Records from a collection of figures
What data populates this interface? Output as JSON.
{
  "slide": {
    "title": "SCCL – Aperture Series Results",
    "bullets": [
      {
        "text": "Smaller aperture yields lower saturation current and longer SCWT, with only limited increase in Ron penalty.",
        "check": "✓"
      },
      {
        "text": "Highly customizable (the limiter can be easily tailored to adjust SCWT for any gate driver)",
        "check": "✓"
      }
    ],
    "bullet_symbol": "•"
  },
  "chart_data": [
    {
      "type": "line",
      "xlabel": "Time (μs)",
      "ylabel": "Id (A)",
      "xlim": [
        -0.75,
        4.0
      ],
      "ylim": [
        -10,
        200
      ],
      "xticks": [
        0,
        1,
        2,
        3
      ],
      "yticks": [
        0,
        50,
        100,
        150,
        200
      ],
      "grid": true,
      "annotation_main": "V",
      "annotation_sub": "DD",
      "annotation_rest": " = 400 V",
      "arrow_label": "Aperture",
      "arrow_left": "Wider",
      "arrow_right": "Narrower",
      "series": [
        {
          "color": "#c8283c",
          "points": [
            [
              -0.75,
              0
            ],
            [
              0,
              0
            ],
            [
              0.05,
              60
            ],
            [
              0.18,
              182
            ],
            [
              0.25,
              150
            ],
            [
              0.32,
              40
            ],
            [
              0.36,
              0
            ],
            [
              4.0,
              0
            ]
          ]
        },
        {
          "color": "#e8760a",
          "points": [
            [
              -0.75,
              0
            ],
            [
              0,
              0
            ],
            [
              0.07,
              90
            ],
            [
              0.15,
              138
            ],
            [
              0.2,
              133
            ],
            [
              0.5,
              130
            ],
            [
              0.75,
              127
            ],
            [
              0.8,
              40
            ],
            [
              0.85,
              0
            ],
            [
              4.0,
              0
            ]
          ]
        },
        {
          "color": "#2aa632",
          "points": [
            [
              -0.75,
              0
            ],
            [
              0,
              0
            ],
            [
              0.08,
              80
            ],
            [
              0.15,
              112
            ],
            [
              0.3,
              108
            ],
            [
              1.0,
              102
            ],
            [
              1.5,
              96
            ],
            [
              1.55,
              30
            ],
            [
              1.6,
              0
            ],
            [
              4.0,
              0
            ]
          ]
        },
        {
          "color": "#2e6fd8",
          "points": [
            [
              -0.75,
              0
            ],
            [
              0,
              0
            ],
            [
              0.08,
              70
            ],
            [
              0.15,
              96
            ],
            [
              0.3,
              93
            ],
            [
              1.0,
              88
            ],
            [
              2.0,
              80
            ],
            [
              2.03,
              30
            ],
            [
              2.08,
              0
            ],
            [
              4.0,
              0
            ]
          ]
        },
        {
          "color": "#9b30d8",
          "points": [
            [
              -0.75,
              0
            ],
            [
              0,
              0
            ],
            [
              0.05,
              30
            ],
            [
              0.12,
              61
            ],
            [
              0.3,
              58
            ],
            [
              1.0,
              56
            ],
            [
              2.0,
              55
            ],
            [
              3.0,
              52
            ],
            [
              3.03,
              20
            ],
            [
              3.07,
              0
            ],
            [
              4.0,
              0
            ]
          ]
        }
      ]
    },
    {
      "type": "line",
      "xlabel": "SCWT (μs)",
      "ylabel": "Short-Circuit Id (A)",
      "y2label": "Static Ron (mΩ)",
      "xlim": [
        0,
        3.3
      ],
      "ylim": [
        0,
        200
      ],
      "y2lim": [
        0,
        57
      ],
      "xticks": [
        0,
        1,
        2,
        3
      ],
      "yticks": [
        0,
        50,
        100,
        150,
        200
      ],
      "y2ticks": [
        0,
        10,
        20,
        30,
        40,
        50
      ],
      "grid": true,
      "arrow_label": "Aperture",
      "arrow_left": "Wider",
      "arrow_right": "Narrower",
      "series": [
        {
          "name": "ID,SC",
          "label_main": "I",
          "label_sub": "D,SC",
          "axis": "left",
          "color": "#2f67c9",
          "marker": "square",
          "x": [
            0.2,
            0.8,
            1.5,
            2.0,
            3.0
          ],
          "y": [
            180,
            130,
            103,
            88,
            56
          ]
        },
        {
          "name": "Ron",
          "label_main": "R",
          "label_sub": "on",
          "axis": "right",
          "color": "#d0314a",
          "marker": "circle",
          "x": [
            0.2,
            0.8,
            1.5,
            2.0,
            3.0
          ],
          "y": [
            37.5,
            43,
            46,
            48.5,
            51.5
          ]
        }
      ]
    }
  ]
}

SET TASK
Gather from the entries above all lines that include the string "SCWT".

EXERCISE RESULT
        "text": "Smaller aperture yields lower saturation current and longer SCWT, with only limited increase in Ron penalty.",
        "text": "Highly customizable (the limiter can be easily tailored to adjust SCWT for any gate driver)",
      "xlabel": "SCWT (μs)",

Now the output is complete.